Set task:
Of the lines in the listing, how many include the string "Base"? Write the number and nothing else.

## begin Given records

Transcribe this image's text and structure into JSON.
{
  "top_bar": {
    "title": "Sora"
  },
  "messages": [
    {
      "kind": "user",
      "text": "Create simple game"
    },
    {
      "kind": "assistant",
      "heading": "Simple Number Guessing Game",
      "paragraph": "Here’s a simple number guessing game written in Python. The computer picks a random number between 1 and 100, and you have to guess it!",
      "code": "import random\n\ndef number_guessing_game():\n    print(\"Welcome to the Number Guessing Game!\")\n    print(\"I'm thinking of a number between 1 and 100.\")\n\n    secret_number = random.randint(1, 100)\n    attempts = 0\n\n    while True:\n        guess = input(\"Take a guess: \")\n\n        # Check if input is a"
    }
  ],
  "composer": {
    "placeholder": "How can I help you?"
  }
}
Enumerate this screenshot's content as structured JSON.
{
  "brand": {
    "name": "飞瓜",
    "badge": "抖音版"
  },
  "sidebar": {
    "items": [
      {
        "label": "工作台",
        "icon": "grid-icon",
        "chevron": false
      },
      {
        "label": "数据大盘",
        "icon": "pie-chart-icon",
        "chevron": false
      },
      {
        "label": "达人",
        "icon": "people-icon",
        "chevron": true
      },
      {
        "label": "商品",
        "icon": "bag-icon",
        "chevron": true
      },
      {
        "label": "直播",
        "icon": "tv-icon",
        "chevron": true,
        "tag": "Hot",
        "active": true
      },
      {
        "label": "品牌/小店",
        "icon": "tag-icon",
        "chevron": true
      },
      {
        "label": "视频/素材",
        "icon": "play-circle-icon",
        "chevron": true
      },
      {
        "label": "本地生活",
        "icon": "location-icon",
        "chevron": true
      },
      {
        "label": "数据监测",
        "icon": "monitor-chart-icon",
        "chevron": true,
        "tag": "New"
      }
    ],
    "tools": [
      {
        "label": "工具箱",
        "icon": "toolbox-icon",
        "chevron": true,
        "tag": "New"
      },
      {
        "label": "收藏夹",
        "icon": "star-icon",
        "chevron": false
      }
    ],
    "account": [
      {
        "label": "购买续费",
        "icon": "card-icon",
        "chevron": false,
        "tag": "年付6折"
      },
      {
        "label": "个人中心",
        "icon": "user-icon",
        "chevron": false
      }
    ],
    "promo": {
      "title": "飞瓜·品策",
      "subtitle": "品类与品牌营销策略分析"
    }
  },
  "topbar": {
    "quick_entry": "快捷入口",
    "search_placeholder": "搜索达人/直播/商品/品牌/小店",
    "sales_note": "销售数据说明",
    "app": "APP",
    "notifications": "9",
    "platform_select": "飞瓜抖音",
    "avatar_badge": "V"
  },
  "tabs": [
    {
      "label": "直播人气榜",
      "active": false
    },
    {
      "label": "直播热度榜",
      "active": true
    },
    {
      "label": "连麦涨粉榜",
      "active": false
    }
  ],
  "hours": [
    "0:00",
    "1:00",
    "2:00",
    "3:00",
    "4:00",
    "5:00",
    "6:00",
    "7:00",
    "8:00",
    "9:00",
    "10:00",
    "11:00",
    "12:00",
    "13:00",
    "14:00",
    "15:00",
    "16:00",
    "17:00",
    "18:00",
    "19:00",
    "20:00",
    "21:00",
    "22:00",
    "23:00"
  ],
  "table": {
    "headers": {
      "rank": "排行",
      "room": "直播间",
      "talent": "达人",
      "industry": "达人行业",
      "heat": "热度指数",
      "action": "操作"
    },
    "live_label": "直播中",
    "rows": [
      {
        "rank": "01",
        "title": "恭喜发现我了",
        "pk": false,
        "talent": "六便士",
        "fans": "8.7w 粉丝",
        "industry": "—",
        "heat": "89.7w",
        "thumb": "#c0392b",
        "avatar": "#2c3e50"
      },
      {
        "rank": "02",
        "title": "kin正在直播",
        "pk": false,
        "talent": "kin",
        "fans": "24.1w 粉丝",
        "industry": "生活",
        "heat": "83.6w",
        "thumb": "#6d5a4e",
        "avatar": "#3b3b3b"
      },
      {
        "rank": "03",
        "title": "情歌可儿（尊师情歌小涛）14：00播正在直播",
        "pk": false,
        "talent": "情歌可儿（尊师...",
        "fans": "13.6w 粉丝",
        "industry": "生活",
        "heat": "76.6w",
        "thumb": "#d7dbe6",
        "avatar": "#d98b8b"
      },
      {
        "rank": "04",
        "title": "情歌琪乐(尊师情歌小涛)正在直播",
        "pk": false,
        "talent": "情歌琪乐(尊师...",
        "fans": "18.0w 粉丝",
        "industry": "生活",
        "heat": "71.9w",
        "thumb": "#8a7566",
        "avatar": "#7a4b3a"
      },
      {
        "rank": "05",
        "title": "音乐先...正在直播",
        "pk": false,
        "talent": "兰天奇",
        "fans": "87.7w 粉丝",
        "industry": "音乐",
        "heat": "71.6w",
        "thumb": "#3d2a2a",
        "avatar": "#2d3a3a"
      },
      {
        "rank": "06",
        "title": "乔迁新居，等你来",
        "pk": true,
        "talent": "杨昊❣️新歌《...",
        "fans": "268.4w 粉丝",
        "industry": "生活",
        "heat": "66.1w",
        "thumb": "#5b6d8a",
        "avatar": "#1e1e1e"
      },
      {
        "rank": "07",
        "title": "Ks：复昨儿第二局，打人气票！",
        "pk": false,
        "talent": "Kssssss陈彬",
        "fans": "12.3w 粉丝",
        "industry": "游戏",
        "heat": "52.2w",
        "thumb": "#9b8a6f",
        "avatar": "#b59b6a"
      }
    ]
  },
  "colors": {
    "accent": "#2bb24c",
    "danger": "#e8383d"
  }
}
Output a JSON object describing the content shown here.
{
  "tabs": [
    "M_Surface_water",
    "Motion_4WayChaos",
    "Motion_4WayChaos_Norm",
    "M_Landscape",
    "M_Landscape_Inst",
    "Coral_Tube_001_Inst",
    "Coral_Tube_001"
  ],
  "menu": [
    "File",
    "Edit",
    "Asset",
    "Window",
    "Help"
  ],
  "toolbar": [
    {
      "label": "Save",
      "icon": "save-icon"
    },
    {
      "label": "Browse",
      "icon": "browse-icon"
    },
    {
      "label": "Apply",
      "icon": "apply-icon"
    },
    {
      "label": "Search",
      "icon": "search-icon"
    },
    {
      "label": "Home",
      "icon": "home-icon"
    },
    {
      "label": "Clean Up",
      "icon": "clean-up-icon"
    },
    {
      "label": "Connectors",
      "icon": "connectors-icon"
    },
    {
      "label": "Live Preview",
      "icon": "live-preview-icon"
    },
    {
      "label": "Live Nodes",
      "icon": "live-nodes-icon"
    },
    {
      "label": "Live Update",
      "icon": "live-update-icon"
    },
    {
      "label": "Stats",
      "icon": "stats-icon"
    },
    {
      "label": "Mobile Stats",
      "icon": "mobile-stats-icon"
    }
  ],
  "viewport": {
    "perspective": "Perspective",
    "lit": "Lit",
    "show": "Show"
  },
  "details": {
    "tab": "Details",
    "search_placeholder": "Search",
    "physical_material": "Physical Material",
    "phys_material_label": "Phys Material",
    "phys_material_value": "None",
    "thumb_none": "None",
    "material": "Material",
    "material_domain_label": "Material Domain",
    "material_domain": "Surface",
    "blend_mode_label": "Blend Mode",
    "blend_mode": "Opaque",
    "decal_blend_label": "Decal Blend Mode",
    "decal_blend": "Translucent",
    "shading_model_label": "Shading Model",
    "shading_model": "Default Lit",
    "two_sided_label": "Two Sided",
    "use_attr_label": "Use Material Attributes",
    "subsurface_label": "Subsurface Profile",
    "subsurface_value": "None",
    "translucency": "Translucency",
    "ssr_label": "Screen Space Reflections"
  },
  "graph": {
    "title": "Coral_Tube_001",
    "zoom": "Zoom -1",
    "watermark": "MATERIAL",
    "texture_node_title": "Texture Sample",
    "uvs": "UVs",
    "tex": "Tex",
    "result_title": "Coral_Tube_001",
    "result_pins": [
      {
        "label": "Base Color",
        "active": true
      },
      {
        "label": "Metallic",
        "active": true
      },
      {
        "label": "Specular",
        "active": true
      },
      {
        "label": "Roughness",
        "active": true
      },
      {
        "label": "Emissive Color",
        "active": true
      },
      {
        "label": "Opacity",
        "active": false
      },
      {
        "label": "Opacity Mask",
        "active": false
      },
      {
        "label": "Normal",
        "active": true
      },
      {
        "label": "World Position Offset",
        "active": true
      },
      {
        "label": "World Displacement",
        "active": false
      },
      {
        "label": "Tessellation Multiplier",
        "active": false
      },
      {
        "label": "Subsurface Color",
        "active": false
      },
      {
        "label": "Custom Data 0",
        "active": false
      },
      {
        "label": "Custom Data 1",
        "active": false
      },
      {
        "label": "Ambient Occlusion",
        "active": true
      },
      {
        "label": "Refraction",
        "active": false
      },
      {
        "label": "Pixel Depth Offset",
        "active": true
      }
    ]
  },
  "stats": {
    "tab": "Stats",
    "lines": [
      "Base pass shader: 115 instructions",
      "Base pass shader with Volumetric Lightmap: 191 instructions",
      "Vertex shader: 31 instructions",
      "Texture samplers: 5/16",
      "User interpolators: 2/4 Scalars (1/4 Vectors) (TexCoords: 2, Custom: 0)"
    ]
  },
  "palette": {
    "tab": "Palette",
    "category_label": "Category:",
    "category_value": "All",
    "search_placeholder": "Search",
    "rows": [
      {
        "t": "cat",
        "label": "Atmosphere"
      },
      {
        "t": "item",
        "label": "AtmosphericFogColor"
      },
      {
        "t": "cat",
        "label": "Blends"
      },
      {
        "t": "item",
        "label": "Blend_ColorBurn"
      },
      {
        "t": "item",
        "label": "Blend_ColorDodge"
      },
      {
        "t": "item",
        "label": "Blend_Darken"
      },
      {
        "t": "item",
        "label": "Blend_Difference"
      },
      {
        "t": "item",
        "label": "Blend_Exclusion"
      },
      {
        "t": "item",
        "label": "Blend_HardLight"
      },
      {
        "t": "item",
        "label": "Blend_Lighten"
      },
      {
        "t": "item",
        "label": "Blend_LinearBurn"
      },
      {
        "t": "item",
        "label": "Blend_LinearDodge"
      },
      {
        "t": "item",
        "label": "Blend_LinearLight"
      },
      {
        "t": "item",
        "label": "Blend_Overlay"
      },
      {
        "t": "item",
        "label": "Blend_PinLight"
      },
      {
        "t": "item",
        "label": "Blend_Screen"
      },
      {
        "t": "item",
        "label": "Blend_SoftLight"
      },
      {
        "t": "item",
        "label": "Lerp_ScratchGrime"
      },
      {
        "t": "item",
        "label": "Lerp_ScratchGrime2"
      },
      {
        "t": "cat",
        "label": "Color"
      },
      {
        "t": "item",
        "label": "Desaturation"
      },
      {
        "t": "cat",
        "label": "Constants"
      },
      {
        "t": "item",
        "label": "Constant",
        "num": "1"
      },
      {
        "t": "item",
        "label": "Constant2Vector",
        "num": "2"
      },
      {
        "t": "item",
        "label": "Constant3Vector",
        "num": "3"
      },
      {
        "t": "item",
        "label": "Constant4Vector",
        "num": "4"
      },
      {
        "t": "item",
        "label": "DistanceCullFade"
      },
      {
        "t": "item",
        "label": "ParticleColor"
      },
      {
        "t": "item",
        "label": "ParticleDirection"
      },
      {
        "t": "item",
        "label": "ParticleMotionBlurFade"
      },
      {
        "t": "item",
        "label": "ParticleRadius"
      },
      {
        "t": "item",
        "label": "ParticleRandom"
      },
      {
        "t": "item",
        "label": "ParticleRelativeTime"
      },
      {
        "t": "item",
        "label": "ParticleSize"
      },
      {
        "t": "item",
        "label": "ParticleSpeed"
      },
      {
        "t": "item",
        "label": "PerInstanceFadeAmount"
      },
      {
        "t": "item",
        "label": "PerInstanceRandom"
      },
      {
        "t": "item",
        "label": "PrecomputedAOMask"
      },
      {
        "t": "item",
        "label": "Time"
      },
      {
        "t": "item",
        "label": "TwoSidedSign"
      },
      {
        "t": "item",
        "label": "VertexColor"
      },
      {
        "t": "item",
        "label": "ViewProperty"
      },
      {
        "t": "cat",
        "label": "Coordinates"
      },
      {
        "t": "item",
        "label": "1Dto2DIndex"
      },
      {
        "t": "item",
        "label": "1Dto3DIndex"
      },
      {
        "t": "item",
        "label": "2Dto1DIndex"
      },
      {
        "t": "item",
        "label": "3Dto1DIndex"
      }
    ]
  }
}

## end Given records

Output of the task:
3